PAGE EXTRACT:
>>>>

Celebs, Plays & Burns.
Down at the theatre Jimmy has been working overtime getting his play "The Lucky O'Learys" ready for opening next week. Our friend Rue McClanahan is in town doing "The Vagina Monologues" so she called and wanted to go down to Jimmy's theatre and just hang out.

In fact, when she got there she was like a little kid. "Okay," she said, sweeping in, "Give me a paintbrush."

Rue McClanahan and Jim Brochu clown around on the set of
The Lucky O'Learys at El Portal Center for the Arts in North Hollywood
It's fun watching Jimmy put a show together, especially when they have no money for production. In fact, they took the set of "Shooting Craps" from the mainstage, changed it here and there, a new coat of paint and wallpaper -- and voila! A house in the country becomes a Brooklyn apartment.

L: Set Designer Dan Reeder "making" wood floors. R: Jimmy drilling.
We also have half our apartment on that stage. In fact, in the little hallway nook we posted pictures of my parents and Jimmy's mom.

My mom and dad. Jimmy's mom. Unfinished set.

Jim poses by his prize plate with the Pope & the Kennedys.
Rue, Steve And El Portal Exec. Dir. Pegge Forrest.
Meanwhile, I caught even more celeb action when we went to see Charles Nelson Reilly starring in "Strike Up The Band" on the UCLA campus. Our party consisted of Piper Laurie and Penny Singleton. Remember Penny? She played "Blondie" in the old two-reeler movies which get played on TV from time to time.

Jim, Steve, Piper Laurie, Penny Singleton and her daughter

Jimmy told me later, "What few people realize is that Penny Singleton was responsible for creating and establishing the concept of "residuals" -- the method of paying actors for repeat broadcasts of a show or movie they've been in. When she signed her Blondie contract in 1939, television was barely on the horizon and she had it written into her contract that she would be paid her salary again if it played. The studio snickered but signed. Penny even coined the term 'residuals.'"

Friday night, I was making pasta. I picked up the boiling water to pour it into the collander and it  splashed out of the sink scalding my left upper thigh and -- as the Pythons would put it -- my "dangly bits."

<<<<

TASK DIRECTIONS:
Answer these questions about the "Celebs, Plays & Burns" entry above.
(a) What play is Jimmy preparing for opening next week?
(b) The set from which mainstage show was reworked for that play?
(c) In what year did Penny Singleton sign her Blondie contract?

[Document layout analysis data]
>>>>

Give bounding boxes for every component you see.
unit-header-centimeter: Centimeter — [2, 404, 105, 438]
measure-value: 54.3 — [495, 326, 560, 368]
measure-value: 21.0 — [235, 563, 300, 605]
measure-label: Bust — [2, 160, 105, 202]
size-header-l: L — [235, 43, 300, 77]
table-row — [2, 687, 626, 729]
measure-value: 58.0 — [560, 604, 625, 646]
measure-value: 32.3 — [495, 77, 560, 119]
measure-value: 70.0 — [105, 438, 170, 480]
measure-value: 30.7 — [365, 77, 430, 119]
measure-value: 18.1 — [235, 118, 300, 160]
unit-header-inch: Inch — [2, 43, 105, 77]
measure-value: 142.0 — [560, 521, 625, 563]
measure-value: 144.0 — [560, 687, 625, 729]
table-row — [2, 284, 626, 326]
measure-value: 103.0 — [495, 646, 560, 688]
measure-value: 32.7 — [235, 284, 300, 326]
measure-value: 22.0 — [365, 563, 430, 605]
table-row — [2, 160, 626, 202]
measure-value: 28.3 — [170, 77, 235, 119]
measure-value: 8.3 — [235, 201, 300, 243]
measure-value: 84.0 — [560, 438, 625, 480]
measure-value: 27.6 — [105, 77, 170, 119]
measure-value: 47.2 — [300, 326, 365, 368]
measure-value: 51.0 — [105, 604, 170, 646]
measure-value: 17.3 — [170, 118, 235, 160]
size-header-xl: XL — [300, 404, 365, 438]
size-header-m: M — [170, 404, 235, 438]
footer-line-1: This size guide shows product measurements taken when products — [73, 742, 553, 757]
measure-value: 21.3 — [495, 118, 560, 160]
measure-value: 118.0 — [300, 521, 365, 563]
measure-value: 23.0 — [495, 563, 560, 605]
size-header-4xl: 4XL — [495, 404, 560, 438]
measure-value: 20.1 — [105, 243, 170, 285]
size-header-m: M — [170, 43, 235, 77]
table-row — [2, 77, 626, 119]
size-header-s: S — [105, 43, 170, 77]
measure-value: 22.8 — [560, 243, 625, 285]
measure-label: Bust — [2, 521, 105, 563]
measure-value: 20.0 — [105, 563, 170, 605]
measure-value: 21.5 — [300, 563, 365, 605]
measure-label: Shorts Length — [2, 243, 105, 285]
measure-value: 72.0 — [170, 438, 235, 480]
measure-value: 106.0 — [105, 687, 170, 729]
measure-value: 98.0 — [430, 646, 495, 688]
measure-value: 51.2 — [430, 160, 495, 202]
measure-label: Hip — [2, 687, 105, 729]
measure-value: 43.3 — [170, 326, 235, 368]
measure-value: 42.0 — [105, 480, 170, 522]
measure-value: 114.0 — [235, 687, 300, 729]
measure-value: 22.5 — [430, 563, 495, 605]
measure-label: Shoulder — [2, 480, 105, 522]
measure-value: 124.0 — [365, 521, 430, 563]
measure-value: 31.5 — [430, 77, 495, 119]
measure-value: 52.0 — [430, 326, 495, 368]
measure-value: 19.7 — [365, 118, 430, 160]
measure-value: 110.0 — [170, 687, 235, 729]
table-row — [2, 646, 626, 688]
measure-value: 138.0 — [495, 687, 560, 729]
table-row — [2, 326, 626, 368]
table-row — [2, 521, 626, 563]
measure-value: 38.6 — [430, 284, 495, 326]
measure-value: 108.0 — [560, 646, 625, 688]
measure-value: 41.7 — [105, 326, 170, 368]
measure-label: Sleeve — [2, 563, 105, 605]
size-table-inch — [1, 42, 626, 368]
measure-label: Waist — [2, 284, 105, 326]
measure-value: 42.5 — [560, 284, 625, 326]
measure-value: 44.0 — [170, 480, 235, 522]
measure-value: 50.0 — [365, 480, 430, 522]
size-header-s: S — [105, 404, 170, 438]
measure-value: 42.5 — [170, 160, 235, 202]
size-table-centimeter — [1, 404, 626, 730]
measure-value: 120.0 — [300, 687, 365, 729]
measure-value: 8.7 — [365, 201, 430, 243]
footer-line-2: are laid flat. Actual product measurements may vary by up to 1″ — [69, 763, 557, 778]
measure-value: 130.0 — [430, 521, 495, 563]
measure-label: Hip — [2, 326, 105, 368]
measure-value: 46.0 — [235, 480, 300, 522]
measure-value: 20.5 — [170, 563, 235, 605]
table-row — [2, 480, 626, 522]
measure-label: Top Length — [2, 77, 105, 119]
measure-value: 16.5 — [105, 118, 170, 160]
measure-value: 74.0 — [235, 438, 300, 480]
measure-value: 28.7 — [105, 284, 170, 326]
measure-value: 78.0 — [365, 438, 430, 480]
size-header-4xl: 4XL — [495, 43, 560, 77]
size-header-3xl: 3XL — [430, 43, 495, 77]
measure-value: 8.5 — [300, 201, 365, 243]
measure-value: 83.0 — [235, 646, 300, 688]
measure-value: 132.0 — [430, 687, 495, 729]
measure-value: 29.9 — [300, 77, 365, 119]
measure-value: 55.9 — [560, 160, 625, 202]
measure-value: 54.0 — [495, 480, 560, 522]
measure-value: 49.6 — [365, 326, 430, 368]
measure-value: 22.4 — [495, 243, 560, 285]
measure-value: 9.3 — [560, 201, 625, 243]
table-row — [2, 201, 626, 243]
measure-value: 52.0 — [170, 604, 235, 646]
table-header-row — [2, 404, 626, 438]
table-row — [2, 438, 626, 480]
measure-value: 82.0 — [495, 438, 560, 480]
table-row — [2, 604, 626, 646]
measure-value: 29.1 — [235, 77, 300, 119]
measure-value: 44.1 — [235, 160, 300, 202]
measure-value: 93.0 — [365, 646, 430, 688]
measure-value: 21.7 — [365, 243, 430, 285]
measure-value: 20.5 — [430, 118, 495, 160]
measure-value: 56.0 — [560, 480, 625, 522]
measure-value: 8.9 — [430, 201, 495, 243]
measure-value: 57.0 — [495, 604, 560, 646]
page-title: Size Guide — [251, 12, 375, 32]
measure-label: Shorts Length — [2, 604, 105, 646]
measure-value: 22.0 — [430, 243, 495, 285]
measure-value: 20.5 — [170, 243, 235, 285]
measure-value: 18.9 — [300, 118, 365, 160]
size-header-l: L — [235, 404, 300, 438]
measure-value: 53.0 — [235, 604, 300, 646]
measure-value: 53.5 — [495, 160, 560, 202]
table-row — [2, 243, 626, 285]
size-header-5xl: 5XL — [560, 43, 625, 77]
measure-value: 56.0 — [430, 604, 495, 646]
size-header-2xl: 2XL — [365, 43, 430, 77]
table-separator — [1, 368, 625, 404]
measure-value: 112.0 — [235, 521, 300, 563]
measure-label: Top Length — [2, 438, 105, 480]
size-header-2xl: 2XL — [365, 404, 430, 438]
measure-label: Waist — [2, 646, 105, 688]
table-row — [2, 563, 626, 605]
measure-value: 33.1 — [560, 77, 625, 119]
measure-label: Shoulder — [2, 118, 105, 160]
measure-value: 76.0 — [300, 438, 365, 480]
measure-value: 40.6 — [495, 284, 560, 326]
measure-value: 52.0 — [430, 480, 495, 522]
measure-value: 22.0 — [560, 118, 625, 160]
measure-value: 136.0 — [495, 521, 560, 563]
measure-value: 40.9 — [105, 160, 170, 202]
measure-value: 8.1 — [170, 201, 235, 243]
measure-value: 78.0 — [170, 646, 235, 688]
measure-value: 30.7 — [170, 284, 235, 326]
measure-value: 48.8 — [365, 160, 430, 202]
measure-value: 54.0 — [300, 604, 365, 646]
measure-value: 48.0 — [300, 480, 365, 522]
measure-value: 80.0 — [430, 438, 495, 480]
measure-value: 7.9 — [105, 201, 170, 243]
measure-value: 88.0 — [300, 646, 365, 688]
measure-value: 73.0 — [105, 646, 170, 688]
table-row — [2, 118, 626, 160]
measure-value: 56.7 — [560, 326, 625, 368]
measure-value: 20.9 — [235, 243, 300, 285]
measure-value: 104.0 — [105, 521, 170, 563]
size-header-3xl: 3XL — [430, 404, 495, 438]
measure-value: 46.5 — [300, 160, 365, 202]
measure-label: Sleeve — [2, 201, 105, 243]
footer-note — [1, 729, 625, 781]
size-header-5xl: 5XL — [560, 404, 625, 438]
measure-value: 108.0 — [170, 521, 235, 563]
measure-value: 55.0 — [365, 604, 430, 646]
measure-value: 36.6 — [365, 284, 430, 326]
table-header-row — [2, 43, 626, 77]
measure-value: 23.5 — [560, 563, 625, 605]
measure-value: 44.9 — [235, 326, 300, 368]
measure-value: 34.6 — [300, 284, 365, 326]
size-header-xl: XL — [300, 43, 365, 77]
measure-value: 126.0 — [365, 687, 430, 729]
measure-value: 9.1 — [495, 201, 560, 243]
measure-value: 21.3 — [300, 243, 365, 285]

<<<<

EXERCISE RESPONSE:
(a) "The Lucky O'Learys"
(b) "Shooting Craps"
(c) 1939